Exercise input –
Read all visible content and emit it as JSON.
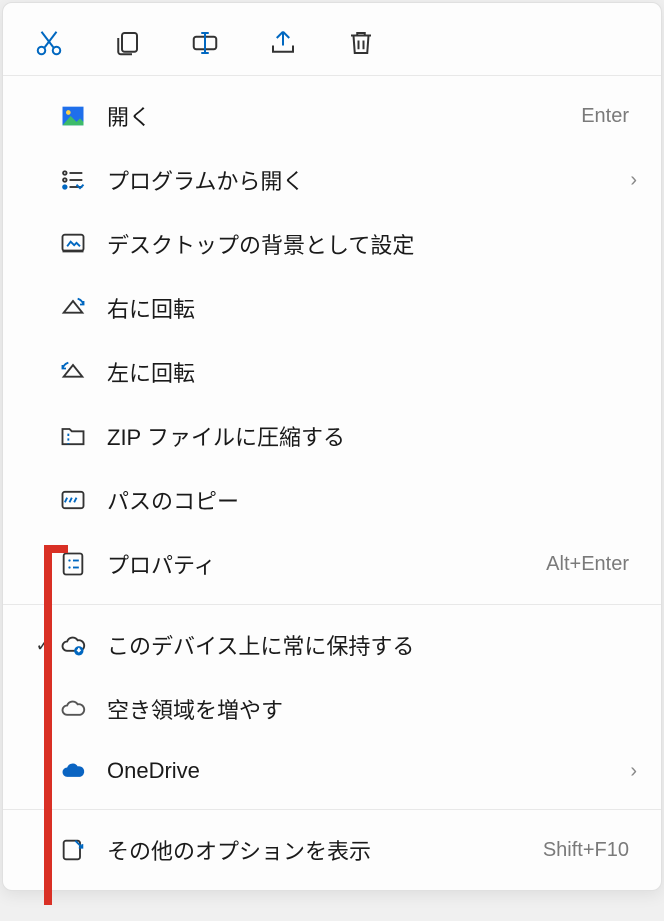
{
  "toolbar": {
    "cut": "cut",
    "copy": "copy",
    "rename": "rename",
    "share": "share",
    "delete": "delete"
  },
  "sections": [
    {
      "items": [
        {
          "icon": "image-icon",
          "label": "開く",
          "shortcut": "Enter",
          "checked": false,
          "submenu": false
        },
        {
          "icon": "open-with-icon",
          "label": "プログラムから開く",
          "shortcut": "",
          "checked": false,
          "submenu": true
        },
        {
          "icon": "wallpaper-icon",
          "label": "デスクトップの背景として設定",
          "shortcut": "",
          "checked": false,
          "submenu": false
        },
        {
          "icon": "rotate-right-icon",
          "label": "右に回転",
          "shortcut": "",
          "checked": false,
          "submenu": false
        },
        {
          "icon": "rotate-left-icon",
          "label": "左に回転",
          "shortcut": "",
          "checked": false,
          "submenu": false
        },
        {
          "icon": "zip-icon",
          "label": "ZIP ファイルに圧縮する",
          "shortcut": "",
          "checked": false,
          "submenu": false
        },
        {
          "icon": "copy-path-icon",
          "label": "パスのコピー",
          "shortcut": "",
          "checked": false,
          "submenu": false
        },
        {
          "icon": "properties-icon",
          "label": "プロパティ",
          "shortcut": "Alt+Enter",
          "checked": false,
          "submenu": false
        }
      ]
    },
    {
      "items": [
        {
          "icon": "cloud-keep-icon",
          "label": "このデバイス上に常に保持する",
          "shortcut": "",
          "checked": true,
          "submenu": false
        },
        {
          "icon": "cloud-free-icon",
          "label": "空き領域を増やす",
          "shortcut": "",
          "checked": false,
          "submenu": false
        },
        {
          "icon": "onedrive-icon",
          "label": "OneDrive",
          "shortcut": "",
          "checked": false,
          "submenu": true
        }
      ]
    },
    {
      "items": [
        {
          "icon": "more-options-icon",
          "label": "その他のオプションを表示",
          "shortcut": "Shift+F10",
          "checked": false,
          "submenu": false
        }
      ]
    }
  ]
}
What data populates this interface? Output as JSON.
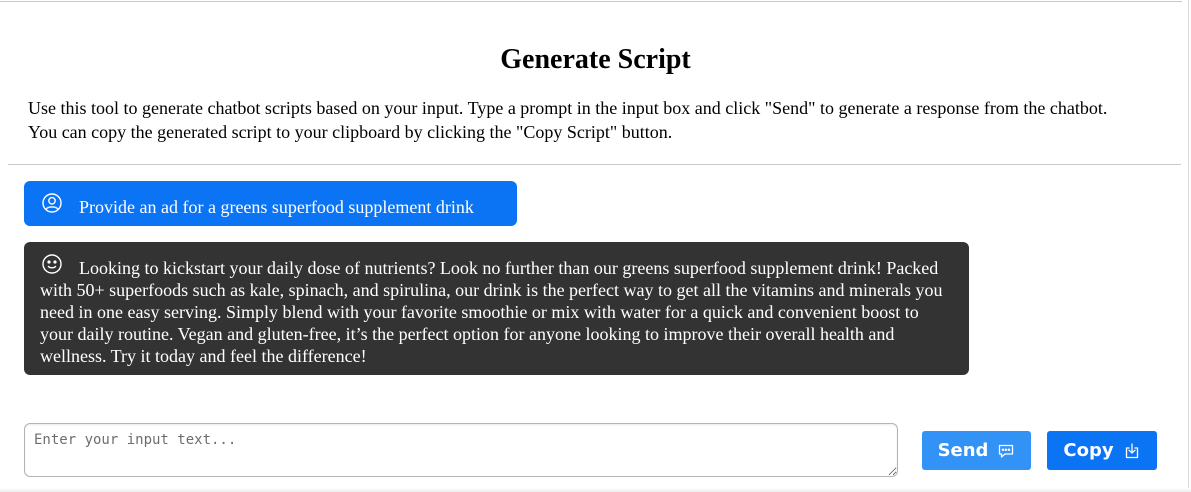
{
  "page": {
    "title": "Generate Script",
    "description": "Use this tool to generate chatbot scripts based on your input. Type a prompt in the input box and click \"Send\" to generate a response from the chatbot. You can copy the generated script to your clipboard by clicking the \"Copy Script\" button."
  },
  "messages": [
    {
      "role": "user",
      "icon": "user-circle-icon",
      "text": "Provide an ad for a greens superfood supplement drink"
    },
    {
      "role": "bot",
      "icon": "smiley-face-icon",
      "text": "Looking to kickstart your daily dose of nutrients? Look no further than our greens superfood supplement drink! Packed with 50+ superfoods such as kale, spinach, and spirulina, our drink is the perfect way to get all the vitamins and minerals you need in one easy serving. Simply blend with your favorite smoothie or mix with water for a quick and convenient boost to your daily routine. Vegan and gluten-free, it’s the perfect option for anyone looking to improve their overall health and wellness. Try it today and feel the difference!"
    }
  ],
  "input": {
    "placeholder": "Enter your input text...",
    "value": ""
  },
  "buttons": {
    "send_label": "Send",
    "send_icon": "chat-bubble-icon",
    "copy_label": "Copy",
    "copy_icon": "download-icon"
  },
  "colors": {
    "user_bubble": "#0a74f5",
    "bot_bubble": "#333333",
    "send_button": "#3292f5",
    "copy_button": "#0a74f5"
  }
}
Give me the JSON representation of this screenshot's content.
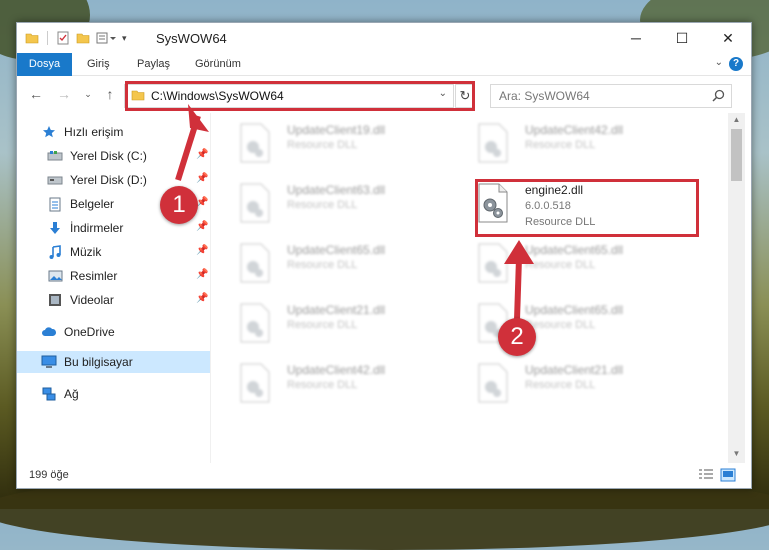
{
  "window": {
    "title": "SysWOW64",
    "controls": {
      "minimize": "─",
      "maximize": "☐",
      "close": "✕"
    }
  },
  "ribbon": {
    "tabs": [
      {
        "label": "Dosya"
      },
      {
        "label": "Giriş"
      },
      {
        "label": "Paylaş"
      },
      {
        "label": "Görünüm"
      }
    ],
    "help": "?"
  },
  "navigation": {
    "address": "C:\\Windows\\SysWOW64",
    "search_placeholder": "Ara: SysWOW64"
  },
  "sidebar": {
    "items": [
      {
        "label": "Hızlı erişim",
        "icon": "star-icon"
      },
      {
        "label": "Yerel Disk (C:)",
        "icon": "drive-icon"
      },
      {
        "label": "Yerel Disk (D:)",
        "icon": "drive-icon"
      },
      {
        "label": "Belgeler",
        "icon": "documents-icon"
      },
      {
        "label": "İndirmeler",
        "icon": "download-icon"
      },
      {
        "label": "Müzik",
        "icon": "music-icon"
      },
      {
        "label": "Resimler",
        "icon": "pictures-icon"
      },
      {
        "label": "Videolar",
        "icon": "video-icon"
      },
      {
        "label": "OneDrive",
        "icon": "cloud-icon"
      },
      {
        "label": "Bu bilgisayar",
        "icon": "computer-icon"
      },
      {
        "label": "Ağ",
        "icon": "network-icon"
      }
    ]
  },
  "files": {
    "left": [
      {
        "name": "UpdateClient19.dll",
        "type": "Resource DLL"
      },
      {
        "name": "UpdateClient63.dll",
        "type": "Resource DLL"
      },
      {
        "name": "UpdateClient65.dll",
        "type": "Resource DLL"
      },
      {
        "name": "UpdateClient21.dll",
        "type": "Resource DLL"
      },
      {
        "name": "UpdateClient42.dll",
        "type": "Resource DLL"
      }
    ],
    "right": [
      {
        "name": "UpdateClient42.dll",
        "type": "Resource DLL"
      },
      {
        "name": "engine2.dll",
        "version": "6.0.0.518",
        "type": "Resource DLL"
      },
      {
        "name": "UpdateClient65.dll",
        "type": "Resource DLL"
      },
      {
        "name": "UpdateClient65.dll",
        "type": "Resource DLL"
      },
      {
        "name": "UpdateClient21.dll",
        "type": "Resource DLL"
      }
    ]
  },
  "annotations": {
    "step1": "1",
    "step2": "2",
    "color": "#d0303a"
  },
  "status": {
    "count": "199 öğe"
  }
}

Stated problem –
Write the records above out again exactly, with no pictures in your copy.

The output –
Read all visible content and emit it as JSON.
{
  "toolbar": {
    "cut": "cut",
    "copy": "copy",
    "rename": "rename",
    "share": "share",
    "delete": "delete"
  },
  "sections": [
    {
      "items": [
        {
          "icon": "image-icon",
          "label": "開く",
          "shortcut": "Enter",
          "checked": false,
          "submenu": false
        },
        {
          "icon": "open-with-icon",
          "label": "プログラムから開く",
          "shortcut": "",
          "checked": false,
          "submenu": true
        },
        {
          "icon": "wallpaper-icon",
          "label": "デスクトップの背景として設定",
          "shortcut": "",
          "checked": false,
          "submenu": false
        },
        {
          "icon": "rotate-right-icon",
          "label": "右に回転",
          "shortcut": "",
          "checked": false,
          "submenu": false
        },
        {
          "icon": "rotate-left-icon",
          "label": "左に回転",
          "shortcut": "",
          "checked": false,
          "submenu": false
        },
        {
          "icon": "zip-icon",
          "label": "ZIP ファイルに圧縮する",
          "shortcut": "",
          "checked": false,
          "submenu": false
        },
        {
          "icon": "copy-path-icon",
          "label": "パスのコピー",
          "shortcut": "",
          "checked": false,
          "submenu": false
        },
        {
          "icon": "properties-icon",
          "label": "プロパティ",
          "shortcut": "Alt+Enter",
          "checked": false,
          "submenu": false
        }
      ]
    },
    {
      "items": [
        {
          "icon": "cloud-keep-icon",
          "label": "このデバイス上に常に保持する",
          "shortcut": "",
          "checked": true,
          "submenu": false
        },
        {
          "icon": "cloud-free-icon",
          "label": "空き領域を増やす",
          "shortcut": "",
          "checked": false,
          "submenu": false
        },
        {
          "icon": "onedrive-icon",
          "label": "OneDrive",
          "shortcut": "",
          "checked": false,
          "submenu": true
        }
      ]
    },
    {
      "items": [
        {
          "icon": "more-options-icon",
          "label": "その他のオプションを表示",
          "shortcut": "Shift+F10",
          "checked": false,
          "submenu": false
        }
      ]
    }
  ]
}
What data populates this interface? Output as JSON.
{
  "page": {
    "title": "Generate Script",
    "description": "Use this tool to generate chatbot scripts based on your input. Type a prompt in the input box and click \"Send\" to generate a response from the chatbot. You can copy the generated script to your clipboard by clicking the \"Copy Script\" button."
  },
  "messages": [
    {
      "role": "user",
      "icon": "user-circle-icon",
      "text": "Provide an ad for a greens superfood supplement drink"
    },
    {
      "role": "bot",
      "icon": "smiley-face-icon",
      "text": "Looking to kickstart your daily dose of nutrients? Look no further than our greens superfood supplement drink! Packed with 50+ superfoods such as kale, spinach, and spirulina, our drink is the perfect way to get all the vitamins and minerals you need in one easy serving. Simply blend with your favorite smoothie or mix with water for a quick and convenient boost to your daily routine. Vegan and gluten-free, it’s the perfect option for anyone looking to improve their overall health and wellness. Try it today and feel the difference!"
    }
  ],
  "input": {
    "placeholder": "Enter your input text...",
    "value": ""
  },
  "buttons": {
    "send_label": "Send",
    "send_icon": "chat-bubble-icon",
    "copy_label": "Copy",
    "copy_icon": "download-icon"
  },
  "colors": {
    "user_bubble": "#0a74f5",
    "bot_bubble": "#333333",
    "send_button": "#3292f5",
    "copy_button": "#0a74f5"
  }
}
Give me the JSON representation of this screenshot's content.
{
  "window": {
    "title": "SysWOW64",
    "controls": {
      "minimize": "─",
      "maximize": "☐",
      "close": "✕"
    }
  },
  "ribbon": {
    "tabs": [
      {
        "label": "Dosya"
      },
      {
        "label": "Giriş"
      },
      {
        "label": "Paylaş"
      },
      {
        "label": "Görünüm"
      }
    ],
    "help": "?"
  },
  "navigation": {
    "address": "C:\\Windows\\SysWOW64",
    "search_placeholder": "Ara: SysWOW64"
  },
  "sidebar": {
    "items": [
      {
        "label": "Hızlı erişim",
        "icon": "star-icon"
      },
      {
        "label": "Yerel Disk (C:)",
        "icon": "drive-icon"
      },
      {
        "label": "Yerel Disk (D:)",
        "icon": "drive-icon"
      },
      {
        "label": "Belgeler",
        "icon": "documents-icon"
      },
      {
        "label": "İndirmeler",
        "icon": "download-icon"
      },
      {
        "label": "Müzik",
        "icon": "music-icon"
      },
      {
        "label": "Resimler",
        "icon": "pictures-icon"
      },
      {
        "label": "Videolar",
        "icon": "video-icon"
      },
      {
        "label": "OneDrive",
        "icon": "cloud-icon"
      },
      {
        "label": "Bu bilgisayar",
        "icon": "computer-icon"
      },
      {
        "label": "Ağ",
        "icon": "network-icon"
      }
    ]
  },
  "files": {
    "left": [
      {
        "name": "UpdateClient19.dll",
        "type": "Resource DLL"
      },
      {
        "name": "UpdateClient63.dll",
        "type": "Resource DLL"
      },
      {
        "name": "UpdateClient65.dll",
        "type": "Resource DLL"
      },
      {
        "name": "UpdateClient21.dll",
        "type": "Resource DLL"
      },
      {
        "name": "UpdateClient42.dll",
        "type": "Resource DLL"
      }
    ],
    "right": [
      {
        "name": "UpdateClient42.dll",
        "type": "Resource DLL"
      },
      {
        "name": "engine2.dll",
        "version": "6.0.0.518",
        "type": "Resource DLL"
      },
      {
        "name": "UpdateClient65.dll",
        "type": "Resource DLL"
      },
      {
        "name": "UpdateClient65.dll",
        "type": "Resource DLL"
      },
      {
        "name": "UpdateClient21.dll",
        "type": "Resource DLL"
      }
    ]
  },
  "annotations": {
    "step1": "1",
    "step2": "2",
    "color": "#d0303a"
  },
  "status": {
    "count": "199 öğe"
  }
}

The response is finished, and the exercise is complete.